++++ Information shown ++++
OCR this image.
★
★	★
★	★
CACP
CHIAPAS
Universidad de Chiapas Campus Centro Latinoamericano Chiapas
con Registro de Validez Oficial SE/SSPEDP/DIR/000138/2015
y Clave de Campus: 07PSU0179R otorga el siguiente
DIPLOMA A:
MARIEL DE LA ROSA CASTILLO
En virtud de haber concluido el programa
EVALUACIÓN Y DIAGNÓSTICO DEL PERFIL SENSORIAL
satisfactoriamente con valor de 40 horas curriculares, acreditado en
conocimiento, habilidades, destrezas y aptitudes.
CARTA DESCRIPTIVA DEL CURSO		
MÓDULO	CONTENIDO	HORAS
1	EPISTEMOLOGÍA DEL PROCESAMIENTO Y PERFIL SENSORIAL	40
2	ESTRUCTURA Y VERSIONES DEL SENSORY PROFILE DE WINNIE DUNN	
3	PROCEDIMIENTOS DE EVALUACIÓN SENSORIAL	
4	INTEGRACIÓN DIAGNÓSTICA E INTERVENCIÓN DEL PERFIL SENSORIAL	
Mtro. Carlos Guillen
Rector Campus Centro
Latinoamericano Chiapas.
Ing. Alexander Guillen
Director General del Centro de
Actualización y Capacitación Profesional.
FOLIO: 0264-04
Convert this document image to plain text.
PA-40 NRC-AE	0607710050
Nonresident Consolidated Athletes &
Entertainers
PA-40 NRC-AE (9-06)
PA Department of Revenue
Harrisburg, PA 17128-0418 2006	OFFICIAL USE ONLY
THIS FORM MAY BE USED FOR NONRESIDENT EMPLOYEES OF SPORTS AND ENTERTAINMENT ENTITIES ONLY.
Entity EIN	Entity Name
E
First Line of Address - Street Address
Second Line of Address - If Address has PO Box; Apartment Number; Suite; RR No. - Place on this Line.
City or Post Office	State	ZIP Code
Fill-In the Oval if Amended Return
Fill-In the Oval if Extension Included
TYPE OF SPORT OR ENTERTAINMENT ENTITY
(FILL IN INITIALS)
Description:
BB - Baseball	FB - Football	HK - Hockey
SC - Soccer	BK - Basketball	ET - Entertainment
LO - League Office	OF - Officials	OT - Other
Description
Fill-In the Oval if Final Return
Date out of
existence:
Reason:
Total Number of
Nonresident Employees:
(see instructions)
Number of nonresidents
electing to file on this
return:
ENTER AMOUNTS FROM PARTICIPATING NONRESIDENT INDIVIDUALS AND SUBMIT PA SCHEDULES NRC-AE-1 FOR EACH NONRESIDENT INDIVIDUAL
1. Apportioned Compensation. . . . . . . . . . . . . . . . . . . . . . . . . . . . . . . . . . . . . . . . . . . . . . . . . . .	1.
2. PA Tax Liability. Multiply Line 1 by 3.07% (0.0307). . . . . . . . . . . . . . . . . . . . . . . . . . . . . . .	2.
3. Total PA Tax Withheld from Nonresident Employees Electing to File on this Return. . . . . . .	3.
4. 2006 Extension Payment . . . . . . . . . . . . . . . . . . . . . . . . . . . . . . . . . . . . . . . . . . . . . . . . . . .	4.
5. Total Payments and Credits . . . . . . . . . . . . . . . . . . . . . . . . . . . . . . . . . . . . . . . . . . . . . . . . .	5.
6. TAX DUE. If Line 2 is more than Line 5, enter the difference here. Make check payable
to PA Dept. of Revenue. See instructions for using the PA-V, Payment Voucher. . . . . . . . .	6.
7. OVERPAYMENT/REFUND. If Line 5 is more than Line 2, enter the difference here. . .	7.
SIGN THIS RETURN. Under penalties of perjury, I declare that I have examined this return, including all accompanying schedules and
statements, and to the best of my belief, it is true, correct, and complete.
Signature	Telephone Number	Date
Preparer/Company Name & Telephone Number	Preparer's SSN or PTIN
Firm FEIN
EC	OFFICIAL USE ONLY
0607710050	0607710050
++++
++++ Information shown ++++
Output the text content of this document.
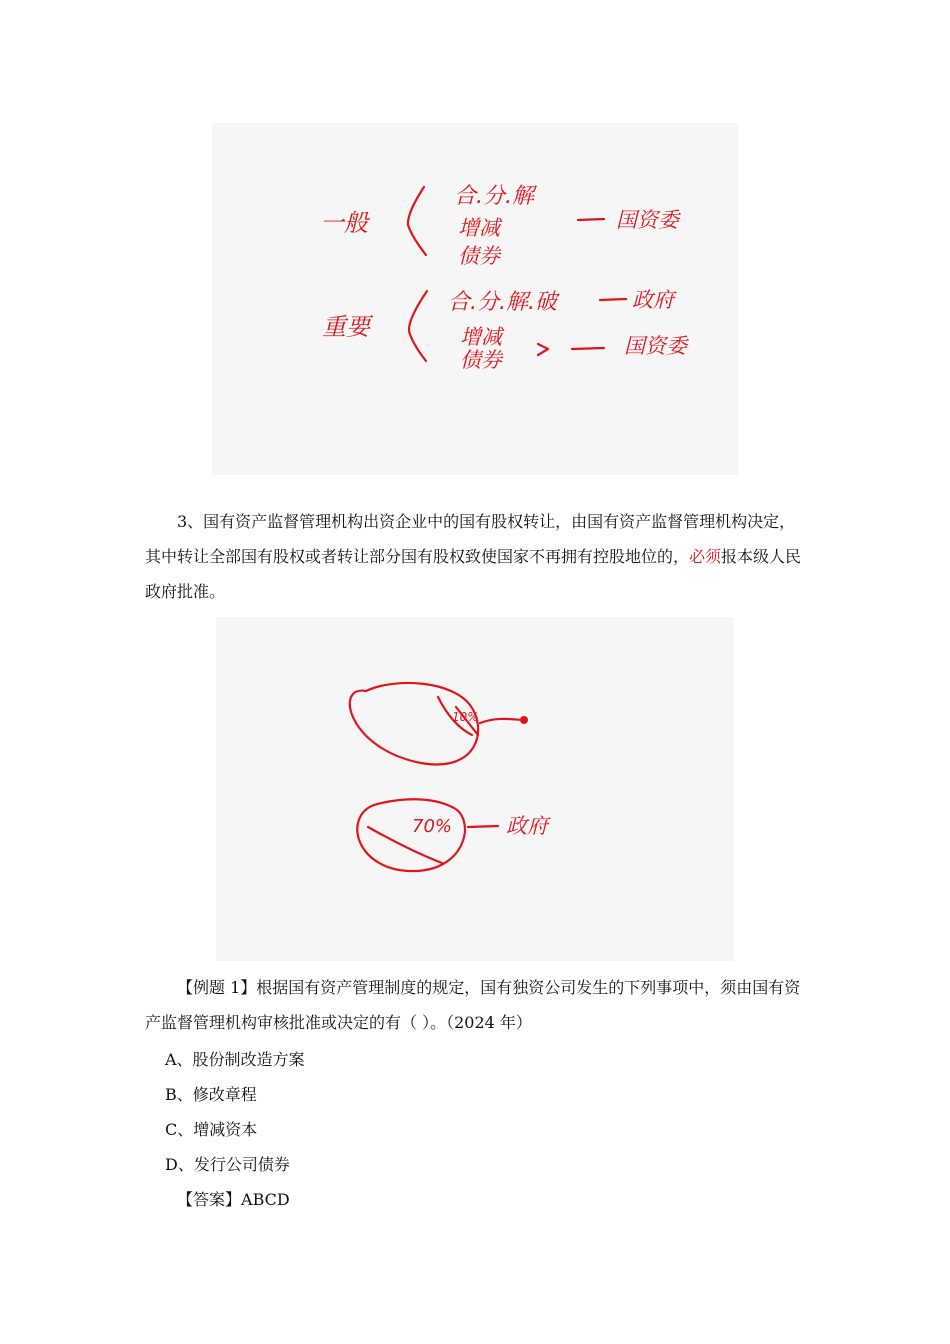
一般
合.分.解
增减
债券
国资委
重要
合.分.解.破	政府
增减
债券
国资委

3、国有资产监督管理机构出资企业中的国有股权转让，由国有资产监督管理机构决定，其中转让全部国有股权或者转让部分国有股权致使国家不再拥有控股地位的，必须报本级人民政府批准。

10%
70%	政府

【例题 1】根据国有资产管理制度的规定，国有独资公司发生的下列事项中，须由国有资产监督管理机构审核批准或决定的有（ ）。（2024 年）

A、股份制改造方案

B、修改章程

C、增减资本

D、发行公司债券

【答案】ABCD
++++
++++ Information shown ++++
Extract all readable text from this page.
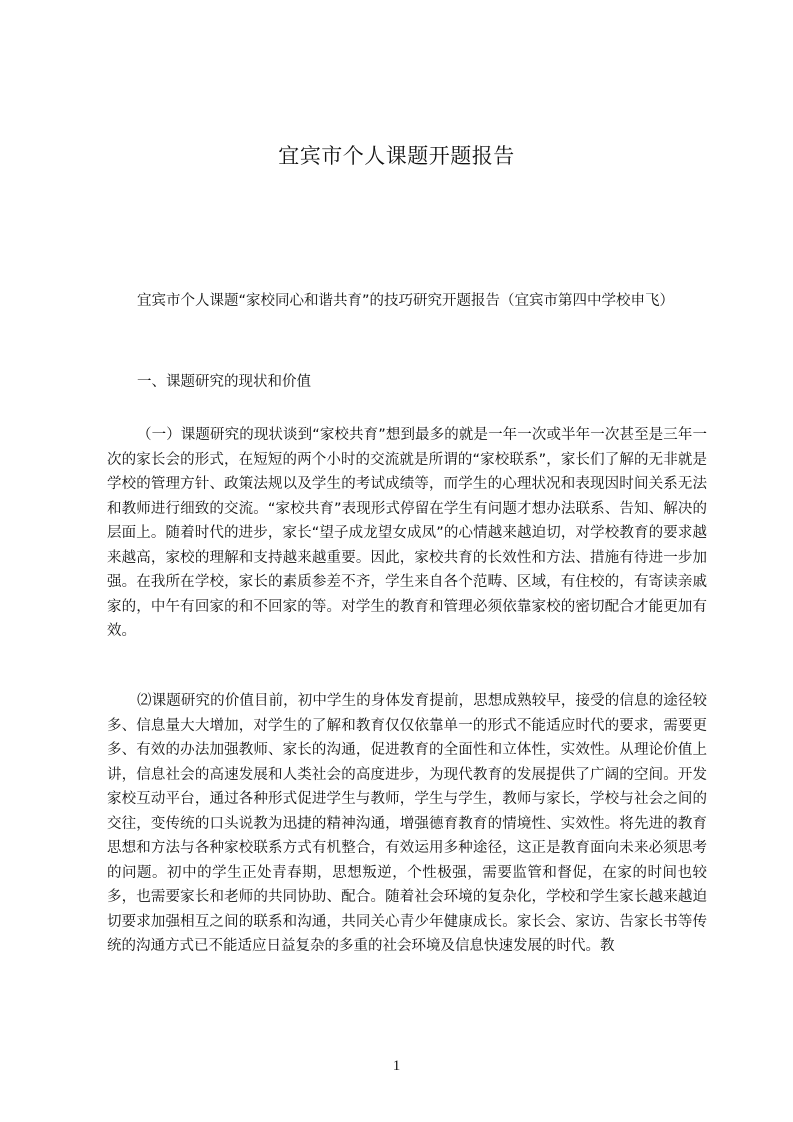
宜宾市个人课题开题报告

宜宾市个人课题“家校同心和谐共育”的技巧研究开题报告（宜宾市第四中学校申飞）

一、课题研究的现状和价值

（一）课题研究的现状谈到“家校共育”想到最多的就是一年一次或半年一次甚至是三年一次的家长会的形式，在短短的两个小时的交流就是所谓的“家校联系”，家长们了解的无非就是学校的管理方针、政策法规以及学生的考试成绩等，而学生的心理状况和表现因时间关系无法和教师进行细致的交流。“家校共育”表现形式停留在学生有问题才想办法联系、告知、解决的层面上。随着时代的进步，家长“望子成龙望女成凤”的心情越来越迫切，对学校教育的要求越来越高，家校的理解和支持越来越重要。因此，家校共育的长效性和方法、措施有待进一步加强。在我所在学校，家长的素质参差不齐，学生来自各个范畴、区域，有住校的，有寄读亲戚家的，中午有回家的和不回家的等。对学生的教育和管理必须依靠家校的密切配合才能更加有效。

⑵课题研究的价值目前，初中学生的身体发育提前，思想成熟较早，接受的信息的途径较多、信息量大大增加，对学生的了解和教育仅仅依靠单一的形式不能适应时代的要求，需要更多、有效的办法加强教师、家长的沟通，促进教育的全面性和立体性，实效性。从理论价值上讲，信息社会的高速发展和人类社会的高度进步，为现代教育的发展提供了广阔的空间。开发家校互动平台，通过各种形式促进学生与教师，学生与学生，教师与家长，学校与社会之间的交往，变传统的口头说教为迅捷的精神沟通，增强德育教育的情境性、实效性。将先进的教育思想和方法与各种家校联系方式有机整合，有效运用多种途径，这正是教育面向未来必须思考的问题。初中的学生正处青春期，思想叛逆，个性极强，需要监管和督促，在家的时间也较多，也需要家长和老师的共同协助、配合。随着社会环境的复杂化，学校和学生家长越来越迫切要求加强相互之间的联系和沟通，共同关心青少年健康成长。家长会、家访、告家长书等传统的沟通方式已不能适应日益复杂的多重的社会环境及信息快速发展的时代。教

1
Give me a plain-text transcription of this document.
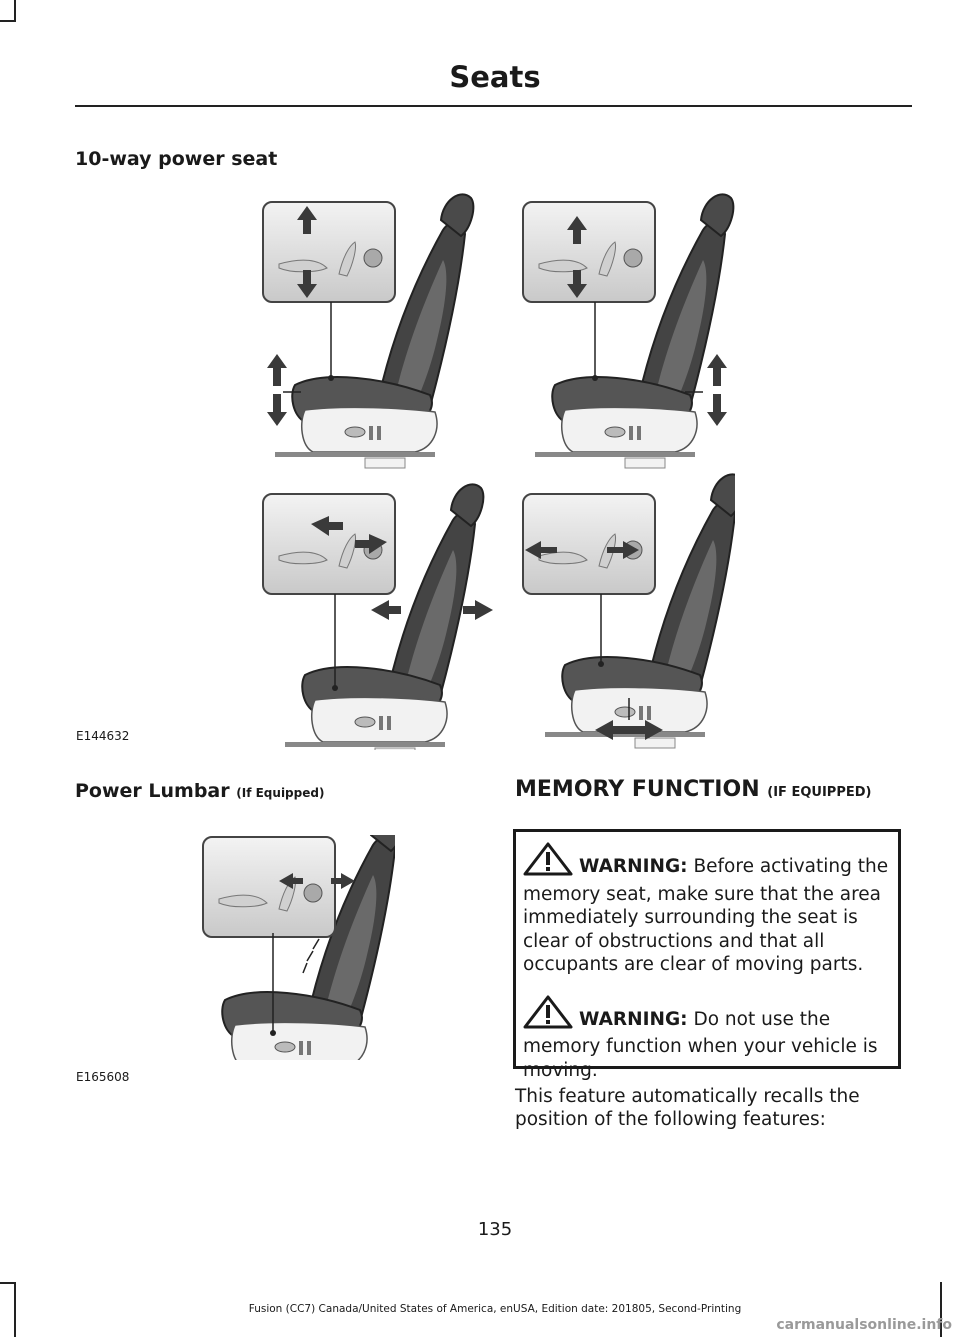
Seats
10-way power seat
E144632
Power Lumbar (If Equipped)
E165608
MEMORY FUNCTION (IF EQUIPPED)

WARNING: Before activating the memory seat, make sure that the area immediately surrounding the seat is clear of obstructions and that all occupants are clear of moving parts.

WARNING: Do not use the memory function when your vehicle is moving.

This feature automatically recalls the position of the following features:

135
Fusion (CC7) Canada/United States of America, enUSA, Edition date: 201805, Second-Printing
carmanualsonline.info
++++
_Written request:_
Each line above that includes "PERFIL" should be shown.

_Output for this exercise:_
EVALUACIÓN Y DIAGNÓSTICO DEL PERFIL SENSORIAL
1	EPISTEMOLOGÍA DEL PROCESAMIENTO Y PERFIL SENSORIAL	40
4	INTEGRACIÓN DIAGNÓSTICA E INTERVENCIÓN DEL PERFIL SENSORIAL	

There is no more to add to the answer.